:: What to work on ::
Write the data out again, exactly as given.

(Data records)
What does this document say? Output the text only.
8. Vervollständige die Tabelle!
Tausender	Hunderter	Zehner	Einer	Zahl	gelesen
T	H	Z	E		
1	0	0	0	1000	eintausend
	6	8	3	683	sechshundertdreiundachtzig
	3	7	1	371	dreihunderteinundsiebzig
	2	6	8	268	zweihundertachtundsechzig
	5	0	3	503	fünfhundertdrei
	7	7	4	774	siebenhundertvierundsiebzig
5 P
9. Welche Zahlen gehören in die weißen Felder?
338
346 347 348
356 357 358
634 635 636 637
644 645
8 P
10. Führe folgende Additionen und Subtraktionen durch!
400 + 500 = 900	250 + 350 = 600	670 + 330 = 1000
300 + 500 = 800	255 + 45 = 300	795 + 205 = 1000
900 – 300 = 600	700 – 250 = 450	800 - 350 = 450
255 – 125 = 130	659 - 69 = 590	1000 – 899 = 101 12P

:: Correct response ::
What does this document say? Output the text only.
8. Vervollständige die Tabelle!
Tausender	Hunderter	Zehner	Einer	Zahl	gelesen
T	H	Z	E		
1	0	0	0	1000	eintausend
	6	8	3	683	sechshundertdreiundachtzig
	3	7	1	371	dreihunderteinundsiebzig
	2	6	8	268	zweihundertachtundsechzig
	5	0	3	503	fünfhundertdrei
	7	7	4	774	siebenhundertvierundsiebzig
5 P
9. Welche Zahlen gehören in die weißen Felder?
338
346 347 348
356 357 358
634 635 636 637
644 645
8 P
10. Führe folgende Additionen und Subtraktionen durch!
400 + 500 = 900	250 + 350 = 600	670 + 330 = 1000
300 + 500 = 800	255 + 45 = 300	795 + 205 = 1000
900 – 300 = 600	700 – 250 = 450	800 - 350 = 450
255 – 125 = 130	659 - 69 = 590	1000 – 899 = 101 12P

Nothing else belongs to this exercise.